§ Brief
Tally the lines in the data that follows that include the word "this", and report nothing but the total.

━━ Information supplied ━━

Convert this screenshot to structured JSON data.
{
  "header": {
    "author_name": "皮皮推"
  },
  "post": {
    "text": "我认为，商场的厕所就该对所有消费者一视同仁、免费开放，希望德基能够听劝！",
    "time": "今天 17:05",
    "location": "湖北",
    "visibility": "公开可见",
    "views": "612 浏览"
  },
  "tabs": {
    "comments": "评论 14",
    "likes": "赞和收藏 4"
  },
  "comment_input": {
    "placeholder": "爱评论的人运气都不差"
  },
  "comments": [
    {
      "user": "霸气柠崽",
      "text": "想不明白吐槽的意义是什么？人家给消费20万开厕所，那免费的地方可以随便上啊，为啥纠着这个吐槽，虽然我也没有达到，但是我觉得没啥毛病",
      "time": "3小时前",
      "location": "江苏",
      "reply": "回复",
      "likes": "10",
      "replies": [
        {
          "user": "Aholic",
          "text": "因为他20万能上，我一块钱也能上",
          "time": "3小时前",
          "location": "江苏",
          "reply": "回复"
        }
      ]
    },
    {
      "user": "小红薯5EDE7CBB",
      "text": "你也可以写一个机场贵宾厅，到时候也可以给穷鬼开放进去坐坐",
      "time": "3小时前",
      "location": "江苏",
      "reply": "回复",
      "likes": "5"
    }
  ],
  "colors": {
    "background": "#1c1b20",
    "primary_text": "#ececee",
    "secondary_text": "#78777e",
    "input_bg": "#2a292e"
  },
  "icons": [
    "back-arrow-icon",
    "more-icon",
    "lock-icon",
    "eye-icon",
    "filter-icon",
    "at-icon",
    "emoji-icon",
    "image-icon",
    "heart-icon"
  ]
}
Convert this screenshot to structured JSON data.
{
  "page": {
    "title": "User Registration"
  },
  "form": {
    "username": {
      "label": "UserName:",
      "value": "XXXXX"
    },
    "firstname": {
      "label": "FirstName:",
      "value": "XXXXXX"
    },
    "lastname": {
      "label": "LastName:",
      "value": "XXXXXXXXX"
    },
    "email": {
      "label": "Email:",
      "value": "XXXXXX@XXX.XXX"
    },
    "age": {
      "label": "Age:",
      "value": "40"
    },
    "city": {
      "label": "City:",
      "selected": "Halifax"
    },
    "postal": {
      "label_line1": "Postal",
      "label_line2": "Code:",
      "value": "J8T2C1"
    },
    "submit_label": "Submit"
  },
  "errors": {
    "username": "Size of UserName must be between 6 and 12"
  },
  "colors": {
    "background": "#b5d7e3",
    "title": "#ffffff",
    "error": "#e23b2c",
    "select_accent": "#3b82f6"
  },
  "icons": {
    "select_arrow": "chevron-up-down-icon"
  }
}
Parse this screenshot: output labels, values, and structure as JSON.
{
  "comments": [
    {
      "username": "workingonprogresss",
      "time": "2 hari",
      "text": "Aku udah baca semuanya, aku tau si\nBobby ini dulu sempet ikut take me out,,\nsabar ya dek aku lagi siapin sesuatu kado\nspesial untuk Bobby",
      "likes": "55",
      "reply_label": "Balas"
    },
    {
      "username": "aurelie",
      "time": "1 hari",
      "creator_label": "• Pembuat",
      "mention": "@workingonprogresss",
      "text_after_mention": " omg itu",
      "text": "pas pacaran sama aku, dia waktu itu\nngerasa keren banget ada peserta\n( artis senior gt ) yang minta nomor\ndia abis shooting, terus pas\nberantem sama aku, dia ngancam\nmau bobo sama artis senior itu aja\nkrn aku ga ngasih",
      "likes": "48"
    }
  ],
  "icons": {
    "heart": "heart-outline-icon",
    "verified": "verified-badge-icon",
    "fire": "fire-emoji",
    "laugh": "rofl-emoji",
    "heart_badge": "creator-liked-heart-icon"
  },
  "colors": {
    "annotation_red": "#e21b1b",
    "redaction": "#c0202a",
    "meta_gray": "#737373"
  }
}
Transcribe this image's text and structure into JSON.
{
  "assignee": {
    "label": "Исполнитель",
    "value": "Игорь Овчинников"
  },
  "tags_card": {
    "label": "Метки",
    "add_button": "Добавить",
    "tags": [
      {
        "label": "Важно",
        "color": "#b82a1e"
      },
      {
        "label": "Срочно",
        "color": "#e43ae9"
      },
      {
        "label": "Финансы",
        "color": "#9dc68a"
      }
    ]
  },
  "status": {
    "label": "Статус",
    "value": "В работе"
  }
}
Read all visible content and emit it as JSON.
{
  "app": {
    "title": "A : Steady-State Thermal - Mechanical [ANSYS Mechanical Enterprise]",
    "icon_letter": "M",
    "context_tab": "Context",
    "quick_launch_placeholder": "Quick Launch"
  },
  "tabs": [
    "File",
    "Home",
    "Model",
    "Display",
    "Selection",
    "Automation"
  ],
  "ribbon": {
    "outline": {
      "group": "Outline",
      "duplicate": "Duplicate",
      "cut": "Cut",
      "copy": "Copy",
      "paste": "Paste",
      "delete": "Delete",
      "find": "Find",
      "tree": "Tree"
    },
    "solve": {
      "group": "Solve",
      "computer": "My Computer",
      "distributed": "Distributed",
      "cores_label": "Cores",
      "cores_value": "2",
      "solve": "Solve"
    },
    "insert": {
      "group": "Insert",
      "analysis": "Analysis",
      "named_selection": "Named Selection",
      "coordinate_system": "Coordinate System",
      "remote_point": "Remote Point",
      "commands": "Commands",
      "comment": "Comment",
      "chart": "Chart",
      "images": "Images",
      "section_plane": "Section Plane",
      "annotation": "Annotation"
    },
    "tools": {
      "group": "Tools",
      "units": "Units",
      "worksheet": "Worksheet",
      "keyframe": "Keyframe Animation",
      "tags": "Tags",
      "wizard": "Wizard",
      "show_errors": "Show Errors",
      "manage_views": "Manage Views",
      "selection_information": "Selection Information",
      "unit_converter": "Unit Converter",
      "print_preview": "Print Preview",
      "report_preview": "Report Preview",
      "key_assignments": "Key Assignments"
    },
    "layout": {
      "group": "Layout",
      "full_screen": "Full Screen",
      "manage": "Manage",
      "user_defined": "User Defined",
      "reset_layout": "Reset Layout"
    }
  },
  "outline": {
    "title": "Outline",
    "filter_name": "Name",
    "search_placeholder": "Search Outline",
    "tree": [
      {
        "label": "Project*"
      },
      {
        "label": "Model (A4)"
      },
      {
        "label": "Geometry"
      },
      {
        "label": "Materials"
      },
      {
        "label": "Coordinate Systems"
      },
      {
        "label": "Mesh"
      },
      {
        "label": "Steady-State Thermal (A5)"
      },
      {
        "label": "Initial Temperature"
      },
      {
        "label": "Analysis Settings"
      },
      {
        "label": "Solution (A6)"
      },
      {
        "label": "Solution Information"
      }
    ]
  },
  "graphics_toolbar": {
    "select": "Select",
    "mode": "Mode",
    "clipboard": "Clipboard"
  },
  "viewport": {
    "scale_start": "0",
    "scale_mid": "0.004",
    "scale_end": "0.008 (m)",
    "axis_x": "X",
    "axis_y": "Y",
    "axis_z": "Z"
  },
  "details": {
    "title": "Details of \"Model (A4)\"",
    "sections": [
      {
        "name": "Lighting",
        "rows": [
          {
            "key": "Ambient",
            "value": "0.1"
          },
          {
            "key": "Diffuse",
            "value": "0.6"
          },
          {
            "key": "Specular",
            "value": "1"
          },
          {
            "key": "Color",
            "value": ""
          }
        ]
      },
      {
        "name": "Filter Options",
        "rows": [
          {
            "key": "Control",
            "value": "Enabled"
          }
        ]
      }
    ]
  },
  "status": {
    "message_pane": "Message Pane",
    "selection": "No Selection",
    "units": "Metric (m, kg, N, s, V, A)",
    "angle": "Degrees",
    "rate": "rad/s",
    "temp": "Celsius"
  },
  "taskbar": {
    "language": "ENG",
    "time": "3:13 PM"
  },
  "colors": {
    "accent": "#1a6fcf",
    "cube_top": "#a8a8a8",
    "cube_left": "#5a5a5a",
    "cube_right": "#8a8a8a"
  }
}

━━━

§ The result
4